### DATA SHOWN
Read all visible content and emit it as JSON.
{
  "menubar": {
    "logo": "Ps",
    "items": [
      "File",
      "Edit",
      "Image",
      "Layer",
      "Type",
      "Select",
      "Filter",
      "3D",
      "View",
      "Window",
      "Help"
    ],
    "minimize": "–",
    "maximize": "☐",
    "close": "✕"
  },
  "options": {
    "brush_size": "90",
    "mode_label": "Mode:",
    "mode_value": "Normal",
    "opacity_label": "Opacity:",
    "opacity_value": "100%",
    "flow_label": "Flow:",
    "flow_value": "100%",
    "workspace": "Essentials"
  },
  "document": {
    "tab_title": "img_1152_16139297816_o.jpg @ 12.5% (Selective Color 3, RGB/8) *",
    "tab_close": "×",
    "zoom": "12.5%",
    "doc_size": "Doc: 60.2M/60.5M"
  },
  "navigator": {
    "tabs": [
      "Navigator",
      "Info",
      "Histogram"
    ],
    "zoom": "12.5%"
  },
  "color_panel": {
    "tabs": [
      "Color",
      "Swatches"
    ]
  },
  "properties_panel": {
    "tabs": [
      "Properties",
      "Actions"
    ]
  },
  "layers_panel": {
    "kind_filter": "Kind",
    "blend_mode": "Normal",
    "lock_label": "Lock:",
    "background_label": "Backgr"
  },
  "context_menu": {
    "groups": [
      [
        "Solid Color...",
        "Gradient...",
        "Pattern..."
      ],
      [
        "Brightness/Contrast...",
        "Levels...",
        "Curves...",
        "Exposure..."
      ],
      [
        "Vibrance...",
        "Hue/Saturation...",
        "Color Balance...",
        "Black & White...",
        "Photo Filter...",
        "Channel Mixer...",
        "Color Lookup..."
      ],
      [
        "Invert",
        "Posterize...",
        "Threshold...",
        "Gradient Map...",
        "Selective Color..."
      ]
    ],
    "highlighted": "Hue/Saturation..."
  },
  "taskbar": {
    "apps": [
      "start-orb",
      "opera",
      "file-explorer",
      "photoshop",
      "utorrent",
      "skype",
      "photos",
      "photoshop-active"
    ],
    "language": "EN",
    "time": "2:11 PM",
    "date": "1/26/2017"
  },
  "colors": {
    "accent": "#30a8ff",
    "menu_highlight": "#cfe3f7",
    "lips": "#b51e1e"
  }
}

### TASK INSTRUCTIONS
Gather up the lines that contain the word "Normal".

### TASK OUTPUT
    "mode_value": "Normal",
    "blend_mode": "Normal",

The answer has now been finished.